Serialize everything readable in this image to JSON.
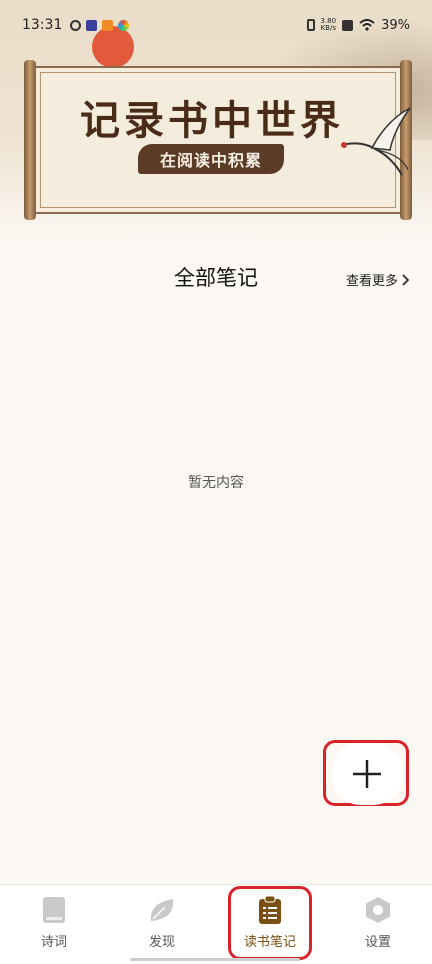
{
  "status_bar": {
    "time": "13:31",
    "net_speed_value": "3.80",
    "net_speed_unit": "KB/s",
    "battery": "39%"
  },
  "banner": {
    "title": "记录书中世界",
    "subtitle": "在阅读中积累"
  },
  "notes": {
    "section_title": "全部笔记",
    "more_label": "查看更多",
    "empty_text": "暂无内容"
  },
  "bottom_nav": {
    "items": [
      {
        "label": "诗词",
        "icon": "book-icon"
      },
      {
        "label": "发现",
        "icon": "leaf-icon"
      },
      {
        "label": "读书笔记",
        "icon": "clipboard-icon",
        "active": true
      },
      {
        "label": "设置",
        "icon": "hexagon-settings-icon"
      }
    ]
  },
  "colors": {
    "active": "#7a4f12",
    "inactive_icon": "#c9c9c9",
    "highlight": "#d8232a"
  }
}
-- -- --
GIVEN PROBLEM: Copy all the records above exactly, but leave out the pictures.

OUTPUT OF THE EXERCISE:
Serialize everything readable in this image to JSON.
{
  "status_bar": {
    "time": "13:31",
    "net_speed_value": "3.80",
    "net_speed_unit": "KB/s",
    "battery": "39%"
  },
  "banner": {
    "title": "记录书中世界",
    "subtitle": "在阅读中积累"
  },
  "notes": {
    "section_title": "全部笔记",
    "more_label": "查看更多",
    "empty_text": "暂无内容"
  },
  "bottom_nav": {
    "items": [
      {
        "label": "诗词",
        "icon": "book-icon"
      },
      {
        "label": "发现",
        "icon": "leaf-icon"
      },
      {
        "label": "读书笔记",
        "icon": "clipboard-icon",
        "active": true
      },
      {
        "label": "设置",
        "icon": "hexagon-settings-icon"
      }
    ]
  },
  "colors": {
    "active": "#7a4f12",
    "inactive_icon": "#c9c9c9",
    "highlight": "#d8232a"
  }
}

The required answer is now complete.